Stated goal –
Quote the whole listing word for word, please.

Excerpts from a figure dataset –
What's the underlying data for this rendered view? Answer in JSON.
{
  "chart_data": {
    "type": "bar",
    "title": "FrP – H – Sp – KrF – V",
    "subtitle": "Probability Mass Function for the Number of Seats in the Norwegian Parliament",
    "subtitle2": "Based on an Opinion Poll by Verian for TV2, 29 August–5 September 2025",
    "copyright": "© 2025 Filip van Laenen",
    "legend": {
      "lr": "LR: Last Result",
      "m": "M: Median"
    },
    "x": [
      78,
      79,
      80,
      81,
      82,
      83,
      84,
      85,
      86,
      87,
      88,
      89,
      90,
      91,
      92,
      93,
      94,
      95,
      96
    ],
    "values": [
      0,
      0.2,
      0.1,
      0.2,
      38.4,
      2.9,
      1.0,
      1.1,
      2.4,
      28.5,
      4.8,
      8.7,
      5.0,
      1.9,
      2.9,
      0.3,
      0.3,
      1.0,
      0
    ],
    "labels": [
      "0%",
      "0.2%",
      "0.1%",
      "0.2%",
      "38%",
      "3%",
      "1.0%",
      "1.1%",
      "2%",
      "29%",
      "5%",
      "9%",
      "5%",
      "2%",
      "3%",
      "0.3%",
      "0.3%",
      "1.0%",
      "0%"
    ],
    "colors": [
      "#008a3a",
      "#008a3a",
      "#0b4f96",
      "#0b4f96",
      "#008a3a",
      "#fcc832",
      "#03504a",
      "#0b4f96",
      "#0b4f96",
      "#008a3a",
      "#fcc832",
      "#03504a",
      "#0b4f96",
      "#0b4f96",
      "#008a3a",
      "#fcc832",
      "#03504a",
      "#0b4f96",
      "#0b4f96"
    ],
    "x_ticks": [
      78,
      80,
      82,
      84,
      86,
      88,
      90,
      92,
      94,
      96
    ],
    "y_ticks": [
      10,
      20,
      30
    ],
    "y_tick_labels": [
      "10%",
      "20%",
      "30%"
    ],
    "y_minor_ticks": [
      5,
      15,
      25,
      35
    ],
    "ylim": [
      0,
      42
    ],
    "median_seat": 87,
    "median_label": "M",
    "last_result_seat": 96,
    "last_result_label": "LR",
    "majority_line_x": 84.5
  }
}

Reply to the task –
What's the underlying data for this rendered view? Answer in JSON.
{
  "chart_data": {
    "type": "bar",
    "title": "FrP – H – Sp – KrF – V",
    "subtitle": "Probability Mass Function for the Number of Seats in the Norwegian Parliament",
    "subtitle2": "Based on an Opinion Poll by Verian for TV2, 29 August–5 September 2025",
    "copyright": "© 2025 Filip van Laenen",
    "legend": {
      "lr": "LR: Last Result",
      "m": "M: Median"
    },
    "x": [
      78,
      79,
      80,
      81,
      82,
      83,
      84,
      85,
      86,
      87,
      88,
      89,
      90,
      91,
      92,
      93,
      94,
      95,
      96
    ],
    "values": [
      0,
      0.2,
      0.1,
      0.2,
      38.4,
      2.9,
      1.0,
      1.1,
      2.4,
      28.5,
      4.8,
      8.7,
      5.0,
      1.9,
      2.9,
      0.3,
      0.3,
      1.0,
      0
    ],
    "labels": [
      "0%",
      "0.2%",
      "0.1%",
      "0.2%",
      "38%",
      "3%",
      "1.0%",
      "1.1%",
      "2%",
      "29%",
      "5%",
      "9%",
      "5%",
      "2%",
      "3%",
      "0.3%",
      "0.3%",
      "1.0%",
      "0%"
    ],
    "colors": [
      "#008a3a",
      "#008a3a",
      "#0b4f96",
      "#0b4f96",
      "#008a3a",
      "#fcc832",
      "#03504a",
      "#0b4f96",
      "#0b4f96",
      "#008a3a",
      "#fcc832",
      "#03504a",
      "#0b4f96",
      "#0b4f96",
      "#008a3a",
      "#fcc832",
      "#03504a",
      "#0b4f96",
      "#0b4f96"
    ],
    "x_ticks": [
      78,
      80,
      82,
      84,
      86,
      88,
      90,
      92,
      94,
      96
    ],
    "y_ticks": [
      10,
      20,
      30
    ],
    "y_tick_labels": [
      "10%",
      "20%",
      "30%"
    ],
    "y_minor_ticks": [
      5,
      15,
      25,
      35
    ],
    "ylim": [
      0,
      42
    ],
    "median_seat": 87,
    "median_label": "M",
    "last_result_seat": 96,
    "last_result_label": "LR",
    "majority_line_x": 84.5
  }
}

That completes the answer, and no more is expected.